• Stated problem
Retype each entry below, keeping every character the same.

• Dataset excerpts
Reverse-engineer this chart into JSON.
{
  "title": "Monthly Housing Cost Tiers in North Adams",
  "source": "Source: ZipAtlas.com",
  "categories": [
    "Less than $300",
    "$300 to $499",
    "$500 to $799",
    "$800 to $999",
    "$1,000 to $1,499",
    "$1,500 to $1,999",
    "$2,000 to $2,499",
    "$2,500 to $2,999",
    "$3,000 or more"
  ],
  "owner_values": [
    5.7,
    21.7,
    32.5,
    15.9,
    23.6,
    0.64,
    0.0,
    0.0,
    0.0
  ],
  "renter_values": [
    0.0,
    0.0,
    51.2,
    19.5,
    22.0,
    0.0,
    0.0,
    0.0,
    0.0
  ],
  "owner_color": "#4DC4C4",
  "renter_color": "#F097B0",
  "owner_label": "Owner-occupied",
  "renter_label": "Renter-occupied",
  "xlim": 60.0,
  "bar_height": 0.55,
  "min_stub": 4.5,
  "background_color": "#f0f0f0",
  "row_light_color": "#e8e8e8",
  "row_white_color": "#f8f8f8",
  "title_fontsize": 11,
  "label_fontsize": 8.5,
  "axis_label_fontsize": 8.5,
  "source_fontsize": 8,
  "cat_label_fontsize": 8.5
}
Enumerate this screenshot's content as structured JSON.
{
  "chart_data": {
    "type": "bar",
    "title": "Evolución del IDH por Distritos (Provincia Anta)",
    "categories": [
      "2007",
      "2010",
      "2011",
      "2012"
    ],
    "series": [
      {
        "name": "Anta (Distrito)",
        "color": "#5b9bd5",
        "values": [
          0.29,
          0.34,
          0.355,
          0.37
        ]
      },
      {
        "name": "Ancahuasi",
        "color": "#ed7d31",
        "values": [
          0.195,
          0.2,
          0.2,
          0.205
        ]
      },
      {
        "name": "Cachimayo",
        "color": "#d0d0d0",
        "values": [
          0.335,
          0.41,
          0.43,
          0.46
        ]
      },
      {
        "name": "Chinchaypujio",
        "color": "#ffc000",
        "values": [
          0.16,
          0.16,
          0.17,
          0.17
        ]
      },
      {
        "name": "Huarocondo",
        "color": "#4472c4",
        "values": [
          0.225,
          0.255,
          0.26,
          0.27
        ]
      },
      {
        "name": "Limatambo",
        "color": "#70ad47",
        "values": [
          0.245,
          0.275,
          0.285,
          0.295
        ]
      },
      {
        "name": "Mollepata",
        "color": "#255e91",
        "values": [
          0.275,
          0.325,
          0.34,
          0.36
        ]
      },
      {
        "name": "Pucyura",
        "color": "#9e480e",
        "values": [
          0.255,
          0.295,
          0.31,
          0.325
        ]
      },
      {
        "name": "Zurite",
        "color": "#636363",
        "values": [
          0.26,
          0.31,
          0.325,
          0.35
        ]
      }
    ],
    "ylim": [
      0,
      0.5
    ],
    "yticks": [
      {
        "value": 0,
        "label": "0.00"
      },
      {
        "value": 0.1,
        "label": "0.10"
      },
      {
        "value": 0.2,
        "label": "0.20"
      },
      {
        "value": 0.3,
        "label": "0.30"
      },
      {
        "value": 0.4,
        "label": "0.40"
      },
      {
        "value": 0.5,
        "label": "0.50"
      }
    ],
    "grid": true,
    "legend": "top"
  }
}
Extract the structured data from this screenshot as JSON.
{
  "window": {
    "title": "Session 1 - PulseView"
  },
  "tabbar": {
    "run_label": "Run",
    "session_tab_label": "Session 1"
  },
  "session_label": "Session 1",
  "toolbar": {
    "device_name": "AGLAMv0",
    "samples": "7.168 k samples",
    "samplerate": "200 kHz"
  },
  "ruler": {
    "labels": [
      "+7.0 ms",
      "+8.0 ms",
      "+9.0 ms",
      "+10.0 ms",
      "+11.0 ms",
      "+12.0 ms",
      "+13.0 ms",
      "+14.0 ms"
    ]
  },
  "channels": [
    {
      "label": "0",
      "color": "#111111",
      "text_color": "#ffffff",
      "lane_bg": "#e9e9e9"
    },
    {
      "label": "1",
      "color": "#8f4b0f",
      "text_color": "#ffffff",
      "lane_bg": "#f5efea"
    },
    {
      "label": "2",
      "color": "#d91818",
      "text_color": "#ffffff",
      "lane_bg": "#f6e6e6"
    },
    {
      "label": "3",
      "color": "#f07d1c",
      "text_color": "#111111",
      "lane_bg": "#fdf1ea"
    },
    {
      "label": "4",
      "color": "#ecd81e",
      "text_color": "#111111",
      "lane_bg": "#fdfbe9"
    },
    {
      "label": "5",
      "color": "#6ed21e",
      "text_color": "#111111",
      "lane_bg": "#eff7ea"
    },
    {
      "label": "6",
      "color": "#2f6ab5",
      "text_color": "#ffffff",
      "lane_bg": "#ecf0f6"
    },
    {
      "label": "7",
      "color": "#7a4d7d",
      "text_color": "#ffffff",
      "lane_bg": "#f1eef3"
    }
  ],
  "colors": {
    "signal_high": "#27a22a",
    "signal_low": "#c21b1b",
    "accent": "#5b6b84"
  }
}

• Task solution
Reverse-engineer this chart into JSON.
{
  "title": "Monthly Housing Cost Tiers in North Adams",
  "source": "Source: ZipAtlas.com",
  "categories": [
    "Less than $300",
    "$300 to $499",
    "$500 to $799",
    "$800 to $999",
    "$1,000 to $1,499",
    "$1,500 to $1,999",
    "$2,000 to $2,499",
    "$2,500 to $2,999",
    "$3,000 or more"
  ],
  "owner_values": [
    5.7,
    21.7,
    32.5,
    15.9,
    23.6,
    0.64,
    0.0,
    0.0,
    0.0
  ],
  "renter_values": [
    0.0,
    0.0,
    51.2,
    19.5,
    22.0,
    0.0,
    0.0,
    0.0,
    0.0
  ],
  "owner_color": "#4DC4C4",
  "renter_color": "#F097B0",
  "owner_label": "Owner-occupied",
  "renter_label": "Renter-occupied",
  "xlim": 60.0,
  "bar_height": 0.55,
  "min_stub": 4.5,
  "background_color": "#f0f0f0",
  "row_light_color": "#e8e8e8",
  "row_white_color": "#f8f8f8",
  "title_fontsize": 11,
  "label_fontsize": 8.5,
  "axis_label_fontsize": 8.5,
  "source_fontsize": 8,
  "cat_label_fontsize": 8.5
}
Enumerate this screenshot's content as structured JSON.
{
  "chart_data": {
    "type": "bar",
    "title": "Evolución del IDH por Distritos (Provincia Anta)",
    "categories": [
      "2007",
      "2010",
      "2011",
      "2012"
    ],
    "series": [
      {
        "name": "Anta (Distrito)",
        "color": "#5b9bd5",
        "values": [
          0.29,
          0.34,
          0.355,
          0.37
        ]
      },
      {
        "name": "Ancahuasi",
        "color": "#ed7d31",
        "values": [
          0.195,
          0.2,
          0.2,
          0.205
        ]
      },
      {
        "name": "Cachimayo",
        "color": "#d0d0d0",
        "values": [
          0.335,
          0.41,
          0.43,
          0.46
        ]
      },
      {
        "name": "Chinchaypujio",
        "color": "#ffc000",
        "values": [
          0.16,
          0.16,
          0.17,
          0.17
        ]
      },
      {
        "name": "Huarocondo",
        "color": "#4472c4",
        "values": [
          0.225,
          0.255,
          0.26,
          0.27
        ]
      },
      {
        "name": "Limatambo",
        "color": "#70ad47",
        "values": [
          0.245,
          0.275,
          0.285,
          0.295
        ]
      },
      {
        "name": "Mollepata",
        "color": "#255e91",
        "values": [
          0.275,
          0.325,
          0.34,
          0.36
        ]
      },
      {
        "name": "Pucyura",
        "color": "#9e480e",
        "values": [
          0.255,
          0.295,
          0.31,
          0.325
        ]
      },
      {
        "name": "Zurite",
        "color": "#636363",
        "values": [
          0.26,
          0.31,
          0.325,
          0.35
        ]
      }
    ],
    "ylim": [
      0,
      0.5
    ],
    "yticks": [
      {
        "value": 0,
        "label": "0.00"
      },
      {
        "value": 0.1,
        "label": "0.10"
      },
      {
        "value": 0.2,
        "label": "0.20"
      },
      {
        "value": 0.3,
        "label": "0.30"
      },
      {
        "value": 0.4,
        "label": "0.40"
      },
      {
        "value": 0.5,
        "label": "0.50"
      }
    ],
    "grid": true,
    "legend": "top"
  }
}
Extract the structured data from this screenshot as JSON.
{
  "window": {
    "title": "Session 1 - PulseView"
  },
  "tabbar": {
    "run_label": "Run",
    "session_tab_label": "Session 1"
  },
  "session_label": "Session 1",
  "toolbar": {
    "device_name": "AGLAMv0",
    "samples": "7.168 k samples",
    "samplerate": "200 kHz"
  },
  "ruler": {
    "labels": [
      "+7.0 ms",
      "+8.0 ms",
      "+9.0 ms",
      "+10.0 ms",
      "+11.0 ms",
      "+12.0 ms",
      "+13.0 ms",
      "+14.0 ms"
    ]
  },
  "channels": [
    {
      "label": "0",
      "color": "#111111",
      "text_color": "#ffffff",
      "lane_bg": "#e9e9e9"
    },
    {
      "label": "1",
      "color": "#8f4b0f",
      "text_color": "#ffffff",
      "lane_bg": "#f5efea"
    },
    {
      "label": "2",
      "color": "#d91818",
      "text_color": "#ffffff",
      "lane_bg": "#f6e6e6"
    },
    {
      "label": "3",
      "color": "#f07d1c",
      "text_color": "#111111",
      "lane_bg": "#fdf1ea"
    },
    {
      "label": "4",
      "color": "#ecd81e",
      "text_color": "#111111",
      "lane_bg": "#fdfbe9"
    },
    {
      "label": "5",
      "color": "#6ed21e",
      "text_color": "#111111",
      "lane_bg": "#eff7ea"
    },
    {
      "label": "6",
      "color": "#2f6ab5",
      "text_color": "#ffffff",
      "lane_bg": "#ecf0f6"
    },
    {
      "label": "7",
      "color": "#7a4d7d",
      "text_color": "#ffffff",
      "lane_bg": "#f1eef3"
    }
  ],
  "colors": {
    "signal_high": "#27a22a",
    "signal_low": "#c21b1b",
    "accent": "#5b6b84"
  }
}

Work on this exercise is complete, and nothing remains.